Sehen Sie? Langsam lüftet sich der Nebel um André Schulz’ „Paradoxon“. Und das auf so simple Weise, dass man sich fragt, ob ein BDK-Chef diesen Zusammenhang wirklich nicht kennt oder ob er ihn vielmehr nicht kennen will. 

Eine Einlassung von Schulz aus den vergangenen Tagen erlaubt einen Blick darauf, wie der Mann denkt. Nach dem Anteil von Einwanderern an den Straffälligen gefragt, konterte er: „Wir können nicht anhand der Herkunft oder Ethnie oder Religion Auskünfte darüber geben, ob jemand wahrscheinlicher straffällig wird als jemand anders.“ Ah ja, und warum nicht? Schulz: „Das ist unzulässig, trifft auch nicht zu und ist durch keine Forschung bestätigt worden.“

Mal langsam: Wenn es „unzulässig“ ist, solche Zahlen öffentlich zu machen, dann deutet das doch darauf hin, dass es diese Zahlen gibt, oder? Nein, sagt Schulz, die Zahlen gebe es nicht, weil sie durch keine Forschung bestätigt worden seien.

Das ist das Geheimnis: Da nicht sein kann, was nicht sein darf, erforschen wir es am besten gar nicht erst, und schon kommt es in keiner Statistik vor. Mit Wendts Tipp im Kopf und von Schulz’ Unzulässigkeitsgrenzen gelenkt, könnte man die Statistik immer in die gewünschte Richtung frisieren, damit der Minister „Alles in Butter!“ verkünden darf.

▶ **Bereitgestellte Daten**:
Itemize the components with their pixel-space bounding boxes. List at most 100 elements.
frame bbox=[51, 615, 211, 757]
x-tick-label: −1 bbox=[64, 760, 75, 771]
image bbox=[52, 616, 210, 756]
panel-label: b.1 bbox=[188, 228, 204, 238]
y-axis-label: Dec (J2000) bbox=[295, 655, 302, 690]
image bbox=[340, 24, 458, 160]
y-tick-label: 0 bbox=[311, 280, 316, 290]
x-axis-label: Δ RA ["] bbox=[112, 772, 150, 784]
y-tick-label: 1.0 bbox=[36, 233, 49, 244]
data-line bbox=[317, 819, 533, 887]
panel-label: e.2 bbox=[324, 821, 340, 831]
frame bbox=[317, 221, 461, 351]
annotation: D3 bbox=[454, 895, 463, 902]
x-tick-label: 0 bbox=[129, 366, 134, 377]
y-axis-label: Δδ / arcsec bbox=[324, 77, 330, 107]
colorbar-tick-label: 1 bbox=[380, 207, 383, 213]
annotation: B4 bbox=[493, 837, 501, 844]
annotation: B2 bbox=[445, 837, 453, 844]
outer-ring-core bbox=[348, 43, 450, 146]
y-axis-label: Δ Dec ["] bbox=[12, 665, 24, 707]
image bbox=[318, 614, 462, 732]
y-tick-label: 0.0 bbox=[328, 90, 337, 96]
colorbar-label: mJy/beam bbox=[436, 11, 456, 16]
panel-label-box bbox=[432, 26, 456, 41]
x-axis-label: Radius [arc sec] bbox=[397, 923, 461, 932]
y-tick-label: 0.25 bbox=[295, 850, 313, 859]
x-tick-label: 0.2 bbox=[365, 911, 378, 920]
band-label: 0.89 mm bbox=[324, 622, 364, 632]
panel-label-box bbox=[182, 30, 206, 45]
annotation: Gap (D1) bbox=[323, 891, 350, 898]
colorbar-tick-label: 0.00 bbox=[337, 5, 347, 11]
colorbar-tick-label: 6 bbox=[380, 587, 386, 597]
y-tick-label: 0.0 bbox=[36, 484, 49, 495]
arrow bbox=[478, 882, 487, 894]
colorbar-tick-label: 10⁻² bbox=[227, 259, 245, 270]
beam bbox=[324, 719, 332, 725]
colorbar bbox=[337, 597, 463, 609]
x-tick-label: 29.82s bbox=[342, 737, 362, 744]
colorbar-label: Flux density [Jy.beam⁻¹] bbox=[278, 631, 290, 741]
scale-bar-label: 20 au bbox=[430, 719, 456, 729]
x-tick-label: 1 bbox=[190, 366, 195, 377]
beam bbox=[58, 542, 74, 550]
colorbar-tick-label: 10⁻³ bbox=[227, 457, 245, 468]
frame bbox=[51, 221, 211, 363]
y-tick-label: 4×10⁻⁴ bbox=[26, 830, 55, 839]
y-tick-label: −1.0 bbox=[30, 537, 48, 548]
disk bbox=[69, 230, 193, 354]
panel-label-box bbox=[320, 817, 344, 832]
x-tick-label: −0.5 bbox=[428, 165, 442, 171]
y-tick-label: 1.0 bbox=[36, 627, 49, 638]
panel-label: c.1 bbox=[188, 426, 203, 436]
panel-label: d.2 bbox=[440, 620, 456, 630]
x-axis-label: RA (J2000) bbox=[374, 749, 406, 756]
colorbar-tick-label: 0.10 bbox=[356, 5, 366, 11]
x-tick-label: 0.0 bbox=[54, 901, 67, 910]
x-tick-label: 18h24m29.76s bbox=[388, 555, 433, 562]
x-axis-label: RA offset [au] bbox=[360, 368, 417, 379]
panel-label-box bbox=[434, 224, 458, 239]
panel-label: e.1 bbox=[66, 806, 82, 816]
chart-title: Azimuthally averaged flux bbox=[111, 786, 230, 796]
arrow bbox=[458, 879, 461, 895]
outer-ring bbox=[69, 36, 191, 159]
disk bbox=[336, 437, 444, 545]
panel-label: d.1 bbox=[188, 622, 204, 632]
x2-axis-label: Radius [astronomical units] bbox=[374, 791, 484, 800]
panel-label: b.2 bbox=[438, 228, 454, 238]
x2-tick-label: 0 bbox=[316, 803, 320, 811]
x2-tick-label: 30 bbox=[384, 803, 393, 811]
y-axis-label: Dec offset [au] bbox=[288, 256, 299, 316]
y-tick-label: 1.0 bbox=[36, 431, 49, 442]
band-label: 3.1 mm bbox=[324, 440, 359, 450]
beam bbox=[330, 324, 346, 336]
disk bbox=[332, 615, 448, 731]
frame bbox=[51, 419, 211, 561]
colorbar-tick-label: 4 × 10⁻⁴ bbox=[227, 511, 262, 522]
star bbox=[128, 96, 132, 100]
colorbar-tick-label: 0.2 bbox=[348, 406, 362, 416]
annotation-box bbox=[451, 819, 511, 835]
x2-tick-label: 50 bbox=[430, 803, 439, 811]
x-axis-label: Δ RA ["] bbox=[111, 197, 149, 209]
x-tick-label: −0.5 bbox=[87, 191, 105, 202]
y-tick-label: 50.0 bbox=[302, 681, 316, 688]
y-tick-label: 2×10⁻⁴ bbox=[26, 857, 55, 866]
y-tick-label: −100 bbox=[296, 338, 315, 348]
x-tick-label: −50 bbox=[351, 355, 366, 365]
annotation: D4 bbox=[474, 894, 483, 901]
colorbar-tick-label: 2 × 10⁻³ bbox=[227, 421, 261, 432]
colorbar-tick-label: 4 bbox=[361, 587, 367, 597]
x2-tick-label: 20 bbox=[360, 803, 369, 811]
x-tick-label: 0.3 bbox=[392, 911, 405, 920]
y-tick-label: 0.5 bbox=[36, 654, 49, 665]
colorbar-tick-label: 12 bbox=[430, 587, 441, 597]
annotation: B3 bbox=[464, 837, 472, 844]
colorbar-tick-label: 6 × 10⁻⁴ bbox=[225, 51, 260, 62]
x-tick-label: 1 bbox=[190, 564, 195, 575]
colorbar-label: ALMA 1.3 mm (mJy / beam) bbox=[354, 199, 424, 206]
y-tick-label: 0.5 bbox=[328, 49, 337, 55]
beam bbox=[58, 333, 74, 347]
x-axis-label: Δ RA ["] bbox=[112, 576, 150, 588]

▶ **Aufgabe A**: Welche drei Gründe nennt Schulz laut Textauszug dafür, dass man keine Auskunft nach Herkunft, Ethnie oder Religion geben könne?
▶ **Aufgabe B**: Fassen Sie den Absatz des Textauszugs, der mit „Eine Einlassung von Schulz“ beginnt, kürzer zusammen, ohne seine wesentlichen Fakten wegzulassen.

▶ **Lösung A**: Das sei unzulässig, treffe nicht zu und sei durch keine Forschung bestätigt worden.

▶ **Lösung B**: Auf die Frage nach dem Anteil von Einwanderern an den Straffälligen sagte Schulz kürzlich, man könne anhand von Herkunft, Ethnie oder Religion nicht angeben, ob jemand wahrscheinlicher straffällig werde. Begründung: Das sei unzulässig, treffe nicht zu und sei durch keine Forschung bestätigt.